** begin Material shown **

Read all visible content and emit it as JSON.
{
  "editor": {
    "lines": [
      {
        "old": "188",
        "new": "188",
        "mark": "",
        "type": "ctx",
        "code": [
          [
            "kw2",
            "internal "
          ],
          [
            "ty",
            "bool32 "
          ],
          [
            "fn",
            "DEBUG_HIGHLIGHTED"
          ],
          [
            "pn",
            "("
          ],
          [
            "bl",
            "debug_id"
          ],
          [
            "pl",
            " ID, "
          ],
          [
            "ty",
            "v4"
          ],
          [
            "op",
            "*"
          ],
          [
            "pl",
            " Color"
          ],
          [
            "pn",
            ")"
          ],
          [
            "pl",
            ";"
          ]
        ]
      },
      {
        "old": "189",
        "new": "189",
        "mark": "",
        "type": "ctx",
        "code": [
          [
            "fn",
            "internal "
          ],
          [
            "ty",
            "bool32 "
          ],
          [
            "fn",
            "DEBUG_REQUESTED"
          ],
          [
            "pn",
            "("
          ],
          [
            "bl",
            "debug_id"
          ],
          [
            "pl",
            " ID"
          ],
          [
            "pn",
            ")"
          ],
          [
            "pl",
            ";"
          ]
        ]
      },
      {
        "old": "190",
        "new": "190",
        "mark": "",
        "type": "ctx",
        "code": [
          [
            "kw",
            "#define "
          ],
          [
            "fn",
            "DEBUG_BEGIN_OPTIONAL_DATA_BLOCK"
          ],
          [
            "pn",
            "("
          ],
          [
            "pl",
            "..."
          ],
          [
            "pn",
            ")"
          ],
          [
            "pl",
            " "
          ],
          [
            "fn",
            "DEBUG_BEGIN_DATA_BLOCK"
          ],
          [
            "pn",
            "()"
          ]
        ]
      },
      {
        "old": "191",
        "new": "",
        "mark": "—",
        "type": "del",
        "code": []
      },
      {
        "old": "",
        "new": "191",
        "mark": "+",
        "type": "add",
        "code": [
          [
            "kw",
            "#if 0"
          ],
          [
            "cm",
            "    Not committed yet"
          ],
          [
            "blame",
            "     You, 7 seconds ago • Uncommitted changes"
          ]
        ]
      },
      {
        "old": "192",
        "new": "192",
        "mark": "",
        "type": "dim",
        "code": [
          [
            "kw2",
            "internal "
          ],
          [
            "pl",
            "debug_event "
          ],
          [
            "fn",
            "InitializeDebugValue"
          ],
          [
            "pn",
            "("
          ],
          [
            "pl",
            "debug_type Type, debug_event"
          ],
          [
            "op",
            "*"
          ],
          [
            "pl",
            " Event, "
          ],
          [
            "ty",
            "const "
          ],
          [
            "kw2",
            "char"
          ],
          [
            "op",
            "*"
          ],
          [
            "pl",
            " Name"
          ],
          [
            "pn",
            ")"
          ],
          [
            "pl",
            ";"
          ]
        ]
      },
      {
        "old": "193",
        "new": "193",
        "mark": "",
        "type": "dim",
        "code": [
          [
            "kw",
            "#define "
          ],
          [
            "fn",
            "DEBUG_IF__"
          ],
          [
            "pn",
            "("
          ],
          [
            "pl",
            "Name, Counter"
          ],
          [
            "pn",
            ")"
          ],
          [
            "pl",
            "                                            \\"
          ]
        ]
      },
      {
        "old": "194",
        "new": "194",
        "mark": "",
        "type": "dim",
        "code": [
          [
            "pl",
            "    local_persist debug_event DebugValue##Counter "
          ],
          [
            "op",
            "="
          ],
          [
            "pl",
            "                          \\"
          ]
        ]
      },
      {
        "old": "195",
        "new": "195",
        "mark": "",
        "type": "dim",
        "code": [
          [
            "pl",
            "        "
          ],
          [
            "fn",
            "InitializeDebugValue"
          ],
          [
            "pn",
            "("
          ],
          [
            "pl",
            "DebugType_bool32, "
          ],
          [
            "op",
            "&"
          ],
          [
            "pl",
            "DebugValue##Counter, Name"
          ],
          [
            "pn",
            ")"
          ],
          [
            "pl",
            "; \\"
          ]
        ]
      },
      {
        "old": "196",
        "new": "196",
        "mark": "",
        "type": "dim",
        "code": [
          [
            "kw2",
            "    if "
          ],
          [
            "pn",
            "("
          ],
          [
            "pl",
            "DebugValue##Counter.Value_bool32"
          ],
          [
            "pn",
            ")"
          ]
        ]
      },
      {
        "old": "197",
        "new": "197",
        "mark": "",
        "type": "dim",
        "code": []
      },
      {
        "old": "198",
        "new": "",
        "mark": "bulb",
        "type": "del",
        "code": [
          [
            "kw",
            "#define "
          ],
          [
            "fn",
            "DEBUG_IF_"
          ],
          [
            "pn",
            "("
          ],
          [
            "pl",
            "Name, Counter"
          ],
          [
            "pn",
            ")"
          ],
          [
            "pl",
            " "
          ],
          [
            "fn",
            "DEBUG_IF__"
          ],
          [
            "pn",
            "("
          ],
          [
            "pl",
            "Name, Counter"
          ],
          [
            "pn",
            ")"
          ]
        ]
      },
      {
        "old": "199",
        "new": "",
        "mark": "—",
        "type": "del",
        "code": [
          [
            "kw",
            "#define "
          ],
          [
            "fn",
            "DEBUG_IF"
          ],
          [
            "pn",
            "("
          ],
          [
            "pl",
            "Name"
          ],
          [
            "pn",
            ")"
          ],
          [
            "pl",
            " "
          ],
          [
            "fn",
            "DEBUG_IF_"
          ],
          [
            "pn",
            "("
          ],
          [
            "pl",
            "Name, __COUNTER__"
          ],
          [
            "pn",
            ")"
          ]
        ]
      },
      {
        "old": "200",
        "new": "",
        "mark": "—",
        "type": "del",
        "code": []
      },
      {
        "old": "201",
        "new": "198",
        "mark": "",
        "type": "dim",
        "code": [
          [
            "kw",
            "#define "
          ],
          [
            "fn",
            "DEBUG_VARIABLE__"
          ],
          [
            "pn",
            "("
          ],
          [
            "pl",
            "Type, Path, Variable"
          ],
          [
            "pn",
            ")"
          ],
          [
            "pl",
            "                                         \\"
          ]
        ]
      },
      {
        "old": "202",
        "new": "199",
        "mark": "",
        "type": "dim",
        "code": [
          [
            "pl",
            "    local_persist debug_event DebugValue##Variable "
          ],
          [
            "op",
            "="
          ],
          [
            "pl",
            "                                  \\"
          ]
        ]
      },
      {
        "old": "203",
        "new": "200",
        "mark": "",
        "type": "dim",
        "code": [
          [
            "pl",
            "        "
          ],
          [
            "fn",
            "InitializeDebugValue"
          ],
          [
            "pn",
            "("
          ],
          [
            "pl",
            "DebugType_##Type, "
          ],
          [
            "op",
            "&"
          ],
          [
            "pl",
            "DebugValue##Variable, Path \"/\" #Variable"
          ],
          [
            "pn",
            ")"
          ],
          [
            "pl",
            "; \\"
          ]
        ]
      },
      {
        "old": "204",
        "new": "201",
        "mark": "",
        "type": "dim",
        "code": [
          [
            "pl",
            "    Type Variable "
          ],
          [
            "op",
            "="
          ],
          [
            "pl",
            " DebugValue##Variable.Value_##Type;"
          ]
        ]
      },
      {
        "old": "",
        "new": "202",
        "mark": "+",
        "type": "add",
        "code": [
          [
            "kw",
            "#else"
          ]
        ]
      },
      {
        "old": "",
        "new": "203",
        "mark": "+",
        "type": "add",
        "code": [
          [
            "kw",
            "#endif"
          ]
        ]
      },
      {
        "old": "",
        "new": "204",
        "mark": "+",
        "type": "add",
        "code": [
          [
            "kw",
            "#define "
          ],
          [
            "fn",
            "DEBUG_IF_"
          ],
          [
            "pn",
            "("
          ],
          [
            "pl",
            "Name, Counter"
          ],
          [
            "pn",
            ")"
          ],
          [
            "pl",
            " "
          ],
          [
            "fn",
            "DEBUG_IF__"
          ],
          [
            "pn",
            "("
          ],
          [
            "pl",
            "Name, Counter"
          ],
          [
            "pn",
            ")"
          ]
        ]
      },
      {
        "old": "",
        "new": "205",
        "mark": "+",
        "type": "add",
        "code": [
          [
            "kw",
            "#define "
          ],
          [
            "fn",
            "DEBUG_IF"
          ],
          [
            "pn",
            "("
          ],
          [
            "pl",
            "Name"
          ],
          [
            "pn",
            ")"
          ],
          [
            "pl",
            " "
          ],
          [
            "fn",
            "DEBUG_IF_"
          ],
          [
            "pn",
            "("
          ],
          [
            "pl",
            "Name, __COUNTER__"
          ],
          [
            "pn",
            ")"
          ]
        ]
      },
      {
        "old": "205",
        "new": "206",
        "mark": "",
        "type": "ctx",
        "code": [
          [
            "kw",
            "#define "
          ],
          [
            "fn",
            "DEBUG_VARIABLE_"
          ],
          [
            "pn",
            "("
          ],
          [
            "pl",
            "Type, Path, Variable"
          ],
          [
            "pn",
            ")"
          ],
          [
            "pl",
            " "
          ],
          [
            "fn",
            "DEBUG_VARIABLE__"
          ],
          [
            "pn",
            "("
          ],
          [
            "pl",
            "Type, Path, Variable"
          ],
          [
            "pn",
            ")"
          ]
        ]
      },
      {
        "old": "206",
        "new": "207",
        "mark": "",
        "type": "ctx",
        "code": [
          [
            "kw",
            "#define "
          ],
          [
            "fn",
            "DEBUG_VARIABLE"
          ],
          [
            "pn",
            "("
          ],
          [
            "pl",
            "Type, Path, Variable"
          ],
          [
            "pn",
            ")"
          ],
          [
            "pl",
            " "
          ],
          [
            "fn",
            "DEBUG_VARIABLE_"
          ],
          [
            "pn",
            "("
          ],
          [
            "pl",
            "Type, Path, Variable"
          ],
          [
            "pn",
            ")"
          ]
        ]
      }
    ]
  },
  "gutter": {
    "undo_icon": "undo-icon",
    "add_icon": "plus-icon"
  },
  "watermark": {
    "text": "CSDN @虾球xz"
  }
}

** end Material shown **

Requirements: Go through the records above and copy every line with the word "icon".

Expected answer:
    "undo_icon": "undo-icon",
    "add_icon": "plus-icon"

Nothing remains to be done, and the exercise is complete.